- Short problem
Scan the material for the word "icon", and copy each line where it shows up.

┌─ Recorded data

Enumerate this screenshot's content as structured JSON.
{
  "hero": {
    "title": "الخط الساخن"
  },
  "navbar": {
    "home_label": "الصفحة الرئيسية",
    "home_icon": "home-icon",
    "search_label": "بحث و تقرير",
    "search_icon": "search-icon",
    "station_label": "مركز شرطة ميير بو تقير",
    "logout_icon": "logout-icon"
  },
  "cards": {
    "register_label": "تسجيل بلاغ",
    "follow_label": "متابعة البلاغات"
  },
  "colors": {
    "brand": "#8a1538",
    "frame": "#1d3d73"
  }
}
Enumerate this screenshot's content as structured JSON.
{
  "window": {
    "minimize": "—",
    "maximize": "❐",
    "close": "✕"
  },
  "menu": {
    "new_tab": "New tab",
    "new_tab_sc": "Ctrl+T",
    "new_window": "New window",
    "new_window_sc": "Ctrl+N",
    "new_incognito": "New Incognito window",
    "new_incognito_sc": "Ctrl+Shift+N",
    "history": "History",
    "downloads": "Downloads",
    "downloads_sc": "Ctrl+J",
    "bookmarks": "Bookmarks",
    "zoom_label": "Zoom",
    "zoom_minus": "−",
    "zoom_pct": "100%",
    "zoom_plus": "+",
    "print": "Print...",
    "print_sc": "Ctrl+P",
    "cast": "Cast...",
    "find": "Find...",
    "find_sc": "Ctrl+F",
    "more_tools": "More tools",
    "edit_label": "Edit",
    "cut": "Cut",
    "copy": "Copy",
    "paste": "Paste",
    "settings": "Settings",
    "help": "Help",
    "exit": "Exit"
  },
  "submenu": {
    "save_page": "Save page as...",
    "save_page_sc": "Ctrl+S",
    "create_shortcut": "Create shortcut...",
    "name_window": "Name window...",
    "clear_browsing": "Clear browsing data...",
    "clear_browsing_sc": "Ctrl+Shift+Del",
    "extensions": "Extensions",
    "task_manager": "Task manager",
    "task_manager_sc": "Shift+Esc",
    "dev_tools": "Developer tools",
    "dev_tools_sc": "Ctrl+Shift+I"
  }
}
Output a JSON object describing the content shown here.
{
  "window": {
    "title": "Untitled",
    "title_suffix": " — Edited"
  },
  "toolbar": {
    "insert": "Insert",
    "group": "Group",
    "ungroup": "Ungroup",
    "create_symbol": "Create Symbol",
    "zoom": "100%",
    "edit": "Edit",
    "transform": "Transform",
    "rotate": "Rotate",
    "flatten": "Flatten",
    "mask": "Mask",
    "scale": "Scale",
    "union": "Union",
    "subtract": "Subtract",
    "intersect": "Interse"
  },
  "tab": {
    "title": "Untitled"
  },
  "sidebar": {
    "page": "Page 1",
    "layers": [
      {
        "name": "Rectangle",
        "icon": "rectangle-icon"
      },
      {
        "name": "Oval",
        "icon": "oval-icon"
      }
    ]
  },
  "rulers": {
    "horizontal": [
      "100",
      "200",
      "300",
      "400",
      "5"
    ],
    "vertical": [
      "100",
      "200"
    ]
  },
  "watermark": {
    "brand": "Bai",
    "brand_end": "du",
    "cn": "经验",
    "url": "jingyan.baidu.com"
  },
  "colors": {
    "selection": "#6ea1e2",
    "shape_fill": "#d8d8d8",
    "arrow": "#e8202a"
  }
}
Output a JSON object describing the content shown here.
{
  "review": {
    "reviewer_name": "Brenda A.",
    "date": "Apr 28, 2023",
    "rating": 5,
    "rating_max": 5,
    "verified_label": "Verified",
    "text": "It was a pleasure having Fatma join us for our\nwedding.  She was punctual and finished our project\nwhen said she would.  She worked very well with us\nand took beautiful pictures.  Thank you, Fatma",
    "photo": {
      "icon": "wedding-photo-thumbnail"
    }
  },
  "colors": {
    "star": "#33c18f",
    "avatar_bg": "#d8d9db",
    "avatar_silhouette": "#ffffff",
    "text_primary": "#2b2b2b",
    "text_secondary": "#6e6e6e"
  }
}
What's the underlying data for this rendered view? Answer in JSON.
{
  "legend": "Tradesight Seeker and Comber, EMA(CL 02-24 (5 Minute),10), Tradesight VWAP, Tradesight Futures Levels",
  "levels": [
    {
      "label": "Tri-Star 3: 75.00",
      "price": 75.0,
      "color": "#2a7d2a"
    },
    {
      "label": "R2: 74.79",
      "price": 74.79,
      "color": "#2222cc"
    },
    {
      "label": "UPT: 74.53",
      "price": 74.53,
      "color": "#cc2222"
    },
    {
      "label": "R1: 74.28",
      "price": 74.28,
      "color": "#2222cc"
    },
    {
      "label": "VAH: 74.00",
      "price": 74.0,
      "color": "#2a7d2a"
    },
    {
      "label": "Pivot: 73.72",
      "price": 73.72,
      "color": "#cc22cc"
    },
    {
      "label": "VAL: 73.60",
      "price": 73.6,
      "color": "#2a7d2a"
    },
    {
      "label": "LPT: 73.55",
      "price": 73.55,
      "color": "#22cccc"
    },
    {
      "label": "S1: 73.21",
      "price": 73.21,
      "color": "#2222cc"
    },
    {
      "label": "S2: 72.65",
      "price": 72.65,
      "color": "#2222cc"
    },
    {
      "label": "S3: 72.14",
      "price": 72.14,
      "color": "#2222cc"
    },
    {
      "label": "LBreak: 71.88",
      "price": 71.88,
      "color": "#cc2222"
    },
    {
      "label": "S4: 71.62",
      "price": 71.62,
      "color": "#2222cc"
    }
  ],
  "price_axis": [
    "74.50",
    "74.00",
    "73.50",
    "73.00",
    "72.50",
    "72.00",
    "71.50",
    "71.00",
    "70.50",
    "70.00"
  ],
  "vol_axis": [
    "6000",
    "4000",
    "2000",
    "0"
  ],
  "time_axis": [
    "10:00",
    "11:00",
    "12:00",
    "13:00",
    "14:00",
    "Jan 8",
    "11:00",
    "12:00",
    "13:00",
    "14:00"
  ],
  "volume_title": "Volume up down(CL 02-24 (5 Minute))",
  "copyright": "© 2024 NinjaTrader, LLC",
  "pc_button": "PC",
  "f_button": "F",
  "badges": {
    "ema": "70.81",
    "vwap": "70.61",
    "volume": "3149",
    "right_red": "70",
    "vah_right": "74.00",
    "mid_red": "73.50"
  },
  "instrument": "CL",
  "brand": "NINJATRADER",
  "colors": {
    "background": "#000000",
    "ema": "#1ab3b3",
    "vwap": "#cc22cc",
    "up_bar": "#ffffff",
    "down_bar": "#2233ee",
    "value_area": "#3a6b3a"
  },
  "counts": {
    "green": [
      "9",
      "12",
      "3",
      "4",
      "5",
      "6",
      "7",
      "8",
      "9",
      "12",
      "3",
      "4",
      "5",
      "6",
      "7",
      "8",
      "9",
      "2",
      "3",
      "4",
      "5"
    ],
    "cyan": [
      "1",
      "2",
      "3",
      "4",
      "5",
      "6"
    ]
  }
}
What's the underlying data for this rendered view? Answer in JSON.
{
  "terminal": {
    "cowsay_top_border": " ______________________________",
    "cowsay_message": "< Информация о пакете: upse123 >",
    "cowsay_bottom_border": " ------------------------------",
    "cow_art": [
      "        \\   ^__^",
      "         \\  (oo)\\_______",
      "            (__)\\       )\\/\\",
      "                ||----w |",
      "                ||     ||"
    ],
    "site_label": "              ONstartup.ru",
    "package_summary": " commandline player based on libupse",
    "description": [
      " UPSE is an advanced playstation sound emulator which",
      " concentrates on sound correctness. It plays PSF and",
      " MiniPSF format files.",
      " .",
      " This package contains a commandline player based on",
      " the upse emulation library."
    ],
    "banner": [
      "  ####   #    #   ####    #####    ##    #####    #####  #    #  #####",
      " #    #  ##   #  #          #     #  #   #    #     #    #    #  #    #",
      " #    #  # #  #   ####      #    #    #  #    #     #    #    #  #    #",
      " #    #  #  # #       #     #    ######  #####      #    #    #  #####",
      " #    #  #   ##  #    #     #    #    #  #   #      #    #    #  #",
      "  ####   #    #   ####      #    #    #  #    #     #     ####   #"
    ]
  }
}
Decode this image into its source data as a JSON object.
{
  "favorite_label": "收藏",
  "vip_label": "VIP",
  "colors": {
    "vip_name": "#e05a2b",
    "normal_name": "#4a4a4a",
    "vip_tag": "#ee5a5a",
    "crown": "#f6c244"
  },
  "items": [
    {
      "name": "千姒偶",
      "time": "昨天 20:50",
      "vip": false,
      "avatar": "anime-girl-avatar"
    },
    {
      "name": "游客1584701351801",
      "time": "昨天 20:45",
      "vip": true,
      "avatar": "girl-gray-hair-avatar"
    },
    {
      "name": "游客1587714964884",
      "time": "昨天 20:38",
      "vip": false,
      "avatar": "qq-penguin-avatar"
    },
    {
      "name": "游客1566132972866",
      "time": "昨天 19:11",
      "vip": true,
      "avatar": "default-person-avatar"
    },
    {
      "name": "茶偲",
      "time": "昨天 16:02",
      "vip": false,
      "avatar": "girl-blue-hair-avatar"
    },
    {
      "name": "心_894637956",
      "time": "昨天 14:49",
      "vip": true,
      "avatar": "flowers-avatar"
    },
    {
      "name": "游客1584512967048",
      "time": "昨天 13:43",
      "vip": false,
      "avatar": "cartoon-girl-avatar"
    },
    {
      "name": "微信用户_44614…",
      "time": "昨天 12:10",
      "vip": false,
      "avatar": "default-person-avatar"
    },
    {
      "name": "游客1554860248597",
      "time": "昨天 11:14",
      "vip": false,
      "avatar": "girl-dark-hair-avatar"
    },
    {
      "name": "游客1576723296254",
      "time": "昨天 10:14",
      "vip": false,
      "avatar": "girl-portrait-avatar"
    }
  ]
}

└─

- Result of the task
    "home_icon": "home-icon",
    "search_icon": "search-icon",
    "logout_icon": "logout-icon"
        "icon": "rectangle-icon"
        "icon": "oval-icon"
      "icon": "wedding-photo-thumbnail"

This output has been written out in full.